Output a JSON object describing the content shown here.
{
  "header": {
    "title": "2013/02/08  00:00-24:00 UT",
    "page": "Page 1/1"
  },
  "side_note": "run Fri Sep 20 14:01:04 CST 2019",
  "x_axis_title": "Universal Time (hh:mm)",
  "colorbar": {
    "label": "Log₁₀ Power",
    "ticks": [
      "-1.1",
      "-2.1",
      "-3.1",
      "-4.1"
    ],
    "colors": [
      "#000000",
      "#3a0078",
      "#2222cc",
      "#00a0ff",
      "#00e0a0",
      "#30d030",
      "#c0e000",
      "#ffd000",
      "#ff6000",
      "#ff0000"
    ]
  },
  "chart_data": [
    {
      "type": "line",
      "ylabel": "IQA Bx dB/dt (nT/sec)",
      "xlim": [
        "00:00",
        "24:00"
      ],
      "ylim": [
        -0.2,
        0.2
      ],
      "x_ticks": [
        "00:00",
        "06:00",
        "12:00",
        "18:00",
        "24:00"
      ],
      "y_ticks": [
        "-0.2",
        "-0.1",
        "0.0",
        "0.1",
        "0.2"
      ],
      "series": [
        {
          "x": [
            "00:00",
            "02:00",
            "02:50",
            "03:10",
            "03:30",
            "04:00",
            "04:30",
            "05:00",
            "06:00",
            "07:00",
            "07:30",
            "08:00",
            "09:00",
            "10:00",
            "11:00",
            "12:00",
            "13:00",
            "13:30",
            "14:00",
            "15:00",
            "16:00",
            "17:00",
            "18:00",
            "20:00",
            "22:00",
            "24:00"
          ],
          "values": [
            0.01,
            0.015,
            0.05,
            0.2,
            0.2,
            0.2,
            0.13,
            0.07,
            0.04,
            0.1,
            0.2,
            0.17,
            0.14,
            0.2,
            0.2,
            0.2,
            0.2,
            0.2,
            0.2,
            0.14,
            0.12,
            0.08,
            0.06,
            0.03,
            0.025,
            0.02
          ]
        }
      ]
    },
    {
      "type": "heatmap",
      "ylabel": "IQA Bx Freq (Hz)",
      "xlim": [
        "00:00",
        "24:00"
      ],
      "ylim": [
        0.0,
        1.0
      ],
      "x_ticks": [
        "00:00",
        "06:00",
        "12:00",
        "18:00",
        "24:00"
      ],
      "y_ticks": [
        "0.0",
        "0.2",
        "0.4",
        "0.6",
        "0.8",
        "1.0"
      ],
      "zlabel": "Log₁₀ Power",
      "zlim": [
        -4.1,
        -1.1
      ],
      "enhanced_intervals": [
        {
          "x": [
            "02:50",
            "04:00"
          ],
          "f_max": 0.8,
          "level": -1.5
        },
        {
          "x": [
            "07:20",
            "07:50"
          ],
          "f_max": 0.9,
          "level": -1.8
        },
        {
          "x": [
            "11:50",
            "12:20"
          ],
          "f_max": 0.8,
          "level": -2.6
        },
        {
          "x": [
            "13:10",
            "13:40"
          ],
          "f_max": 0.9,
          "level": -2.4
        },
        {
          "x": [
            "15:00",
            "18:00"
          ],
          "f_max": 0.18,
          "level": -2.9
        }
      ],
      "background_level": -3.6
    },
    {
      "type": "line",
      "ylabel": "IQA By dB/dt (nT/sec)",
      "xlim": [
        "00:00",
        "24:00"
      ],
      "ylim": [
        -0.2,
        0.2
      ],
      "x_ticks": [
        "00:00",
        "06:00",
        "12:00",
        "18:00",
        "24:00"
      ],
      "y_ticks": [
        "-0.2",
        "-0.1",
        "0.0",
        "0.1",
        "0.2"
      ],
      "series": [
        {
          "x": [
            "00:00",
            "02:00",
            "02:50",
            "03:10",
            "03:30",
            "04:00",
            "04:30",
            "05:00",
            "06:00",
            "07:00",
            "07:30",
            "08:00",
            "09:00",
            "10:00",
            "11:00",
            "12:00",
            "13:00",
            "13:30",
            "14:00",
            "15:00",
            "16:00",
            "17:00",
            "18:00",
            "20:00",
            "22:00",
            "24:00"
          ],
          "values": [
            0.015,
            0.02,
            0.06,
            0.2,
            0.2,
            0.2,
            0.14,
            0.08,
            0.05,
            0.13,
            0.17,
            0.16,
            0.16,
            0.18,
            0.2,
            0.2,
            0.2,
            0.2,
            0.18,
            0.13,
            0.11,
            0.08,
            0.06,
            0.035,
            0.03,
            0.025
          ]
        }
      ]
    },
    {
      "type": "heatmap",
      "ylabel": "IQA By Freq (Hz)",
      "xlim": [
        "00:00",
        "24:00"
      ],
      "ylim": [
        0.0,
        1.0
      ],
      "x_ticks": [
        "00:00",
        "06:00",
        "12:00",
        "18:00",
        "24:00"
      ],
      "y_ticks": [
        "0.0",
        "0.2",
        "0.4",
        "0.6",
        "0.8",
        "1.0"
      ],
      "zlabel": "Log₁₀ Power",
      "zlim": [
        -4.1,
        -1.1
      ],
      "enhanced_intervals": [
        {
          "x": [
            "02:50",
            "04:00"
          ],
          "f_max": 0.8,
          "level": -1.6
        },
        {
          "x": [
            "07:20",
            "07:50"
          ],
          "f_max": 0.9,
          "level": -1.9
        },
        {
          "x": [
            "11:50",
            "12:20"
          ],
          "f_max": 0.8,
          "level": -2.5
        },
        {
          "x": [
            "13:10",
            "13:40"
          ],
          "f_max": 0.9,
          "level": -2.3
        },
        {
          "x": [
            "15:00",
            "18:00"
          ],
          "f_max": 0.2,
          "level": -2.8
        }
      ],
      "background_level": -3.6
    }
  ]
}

——

Copy down the material exactly as written.

Worked answer:
Output a JSON object describing the content shown here.
{
  "header": {
    "title": "2013/02/08  00:00-24:00 UT",
    "page": "Page 1/1"
  },
  "side_note": "run Fri Sep 20 14:01:04 CST 2019",
  "x_axis_title": "Universal Time (hh:mm)",
  "colorbar": {
    "label": "Log₁₀ Power",
    "ticks": [
      "-1.1",
      "-2.1",
      "-3.1",
      "-4.1"
    ],
    "colors": [
      "#000000",
      "#3a0078",
      "#2222cc",
      "#00a0ff",
      "#00e0a0",
      "#30d030",
      "#c0e000",
      "#ffd000",
      "#ff6000",
      "#ff0000"
    ]
  },
  "chart_data": [
    {
      "type": "line",
      "ylabel": "IQA Bx dB/dt (nT/sec)",
      "xlim": [
        "00:00",
        "24:00"
      ],
      "ylim": [
        -0.2,
        0.2
      ],
      "x_ticks": [
        "00:00",
        "06:00",
        "12:00",
        "18:00",
        "24:00"
      ],
      "y_ticks": [
        "-0.2",
        "-0.1",
        "0.0",
        "0.1",
        "0.2"
      ],
      "series": [
        {
          "x": [
            "00:00",
            "02:00",
            "02:50",
            "03:10",
            "03:30",
            "04:00",
            "04:30",
            "05:00",
            "06:00",
            "07:00",
            "07:30",
            "08:00",
            "09:00",
            "10:00",
            "11:00",
            "12:00",
            "13:00",
            "13:30",
            "14:00",
            "15:00",
            "16:00",
            "17:00",
            "18:00",
            "20:00",
            "22:00",
            "24:00"
          ],
          "values": [
            0.01,
            0.015,
            0.05,
            0.2,
            0.2,
            0.2,
            0.13,
            0.07,
            0.04,
            0.1,
            0.2,
            0.17,
            0.14,
            0.2,
            0.2,
            0.2,
            0.2,
            0.2,
            0.2,
            0.14,
            0.12,
            0.08,
            0.06,
            0.03,
            0.025,
            0.02
          ]
        }
      ]
    },
    {
      "type": "heatmap",
      "ylabel": "IQA Bx Freq (Hz)",
      "xlim": [
        "00:00",
        "24:00"
      ],
      "ylim": [
        0.0,
        1.0
      ],
      "x_ticks": [
        "00:00",
        "06:00",
        "12:00",
        "18:00",
        "24:00"
      ],
      "y_ticks": [
        "0.0",
        "0.2",
        "0.4",
        "0.6",
        "0.8",
        "1.0"
      ],
      "zlabel": "Log₁₀ Power",
      "zlim": [
        -4.1,
        -1.1
      ],
      "enhanced_intervals": [
        {
          "x": [
            "02:50",
            "04:00"
          ],
          "f_max": 0.8,
          "level": -1.5
        },
        {
          "x": [
            "07:20",
            "07:50"
          ],
          "f_max": 0.9,
          "level": -1.8
        },
        {
          "x": [
            "11:50",
            "12:20"
          ],
          "f_max": 0.8,
          "level": -2.6
        },
        {
          "x": [
            "13:10",
            "13:40"
          ],
          "f_max": 0.9,
          "level": -2.4
        },
        {
          "x": [
            "15:00",
            "18:00"
          ],
          "f_max": 0.18,
          "level": -2.9
        }
      ],
      "background_level": -3.6
    },
    {
      "type": "line",
      "ylabel": "IQA By dB/dt (nT/sec)",
      "xlim": [
        "00:00",
        "24:00"
      ],
      "ylim": [
        -0.2,
        0.2
      ],
      "x_ticks": [
        "00:00",
        "06:00",
        "12:00",
        "18:00",
        "24:00"
      ],
      "y_ticks": [
        "-0.2",
        "-0.1",
        "0.0",
        "0.1",
        "0.2"
      ],
      "series": [
        {
          "x": [
            "00:00",
            "02:00",
            "02:50",
            "03:10",
            "03:30",
            "04:00",
            "04:30",
            "05:00",
            "06:00",
            "07:00",
            "07:30",
            "08:00",
            "09:00",
            "10:00",
            "11:00",
            "12:00",
            "13:00",
            "13:30",
            "14:00",
            "15:00",
            "16:00",
            "17:00",
            "18:00",
            "20:00",
            "22:00",
            "24:00"
          ],
          "values": [
            0.015,
            0.02,
            0.06,
            0.2,
            0.2,
            0.2,
            0.14,
            0.08,
            0.05,
            0.13,
            0.17,
            0.16,
            0.16,
            0.18,
            0.2,
            0.2,
            0.2,
            0.2,
            0.18,
            0.13,
            0.11,
            0.08,
            0.06,
            0.035,
            0.03,
            0.025
          ]
        }
      ]
    },
    {
      "type": "heatmap",
      "ylabel": "IQA By Freq (Hz)",
      "xlim": [
        "00:00",
        "24:00"
      ],
      "ylim": [
        0.0,
        1.0
      ],
      "x_ticks": [
        "00:00",
        "06:00",
        "12:00",
        "18:00",
        "24:00"
      ],
      "y_ticks": [
        "0.0",
        "0.2",
        "0.4",
        "0.6",
        "0.8",
        "1.0"
      ],
      "zlabel": "Log₁₀ Power",
      "zlim": [
        -4.1,
        -1.1
      ],
      "enhanced_intervals": [
        {
          "x": [
            "02:50",
            "04:00"
          ],
          "f_max": 0.8,
          "level": -1.6
        },
        {
          "x": [
            "07:20",
            "07:50"
          ],
          "f_max": 0.9,
          "level": -1.9
        },
        {
          "x": [
            "11:50",
            "12:20"
          ],
          "f_max": 0.8,
          "level": -2.5
        },
        {
          "x": [
            "13:10",
            "13:40"
          ],
          "f_max": 0.9,
          "level": -2.3
        },
        {
          "x": [
            "15:00",
            "18:00"
          ],
          "f_max": 0.2,
          "level": -2.8
        }
      ],
      "background_level": -3.6
    }
  ]
}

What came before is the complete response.